Problem to work on =
The records that follow are to be repeated exactly, with the pictures removed.

Records to process =
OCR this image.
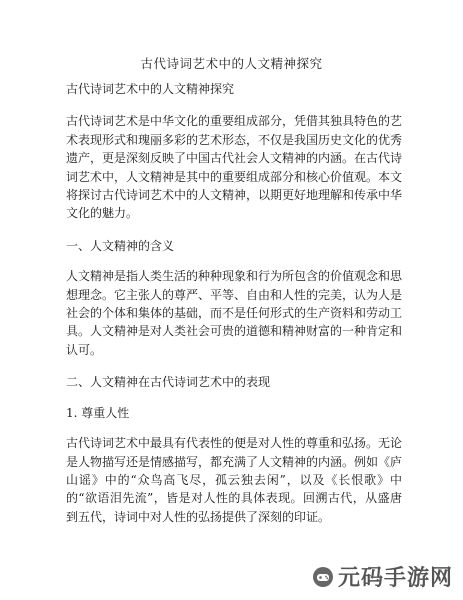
古代诗词艺术中的人文精神探究

古代诗词艺术中的人文精神探究

古代诗词艺术是中华文化的重要组成部分，凭借其独具特色的艺术表现形式和瑰丽多彩的艺术形态，不仅是我国历史文化的优秀遗产，更是深刻反映了中国古代社会人文精神的内涵。在古代诗词艺术中，人文精神是其中的重要组成部分和核心价值观。本文将探讨古代诗词艺术中的人文精神，以期更好地理解和传承中华文化的魅力。

一、人文精神的含义

人文精神是指人类生活的种种现象和行为所包含的价值观念和思想理念。它主张人的尊严、平等、自由和人性的完美，认为人是社会的个体和集体的基础，而不是任何形式的生产资料和劳动工具。人文精神是对人类社会可贵的道德和精神财富的一种肯定和认可。

二、人文精神在古代诗词艺术中的表现

1. 尊重人性

古代诗词艺术中最具有代表性的便是对人性的尊重和弘扬。无论是人物描写还是情感描写，都充满了人文精神的内涵。例如《庐山谣》中的“众鸟高飞尽，孤云独去闲”，以及《长恨歌》中的“欲语泪先流”，皆是对人性的具体表现。回溯古代，从盛唐到五代，诗词中对人性的弘扬提供了深刻的印证。

元码手游网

Correct output =
OCR this image.
古代诗词艺术中的人文精神探究

古代诗词艺术中的人文精神探究

古代诗词艺术是中华文化的重要组成部分，凭借其独具特色的艺术表现形式和瑰丽多彩的艺术形态，不仅是我国历史文化的优秀遗产，更是深刻反映了中国古代社会人文精神的内涵。在古代诗词艺术中，人文精神是其中的重要组成部分和核心价值观。本文将探讨古代诗词艺术中的人文精神，以期更好地理解和传承中华文化的魅力。

一、人文精神的含义

人文精神是指人类生活的种种现象和行为所包含的价值观念和思想理念。它主张人的尊严、平等、自由和人性的完美，认为人是社会的个体和集体的基础，而不是任何形式的生产资料和劳动工具。人文精神是对人类社会可贵的道德和精神财富的一种肯定和认可。

二、人文精神在古代诗词艺术中的表现

1. 尊重人性

古代诗词艺术中最具有代表性的便是对人性的尊重和弘扬。无论是人物描写还是情感描写，都充满了人文精神的内涵。例如《庐山谣》中的“众鸟高飞尽，孤云独去闲”，以及《长恨歌》中的“欲语泪先流”，皆是对人性的具体表现。回溯古代，从盛唐到五代，诗词中对人性的弘扬提供了深刻的印证。

元码手游网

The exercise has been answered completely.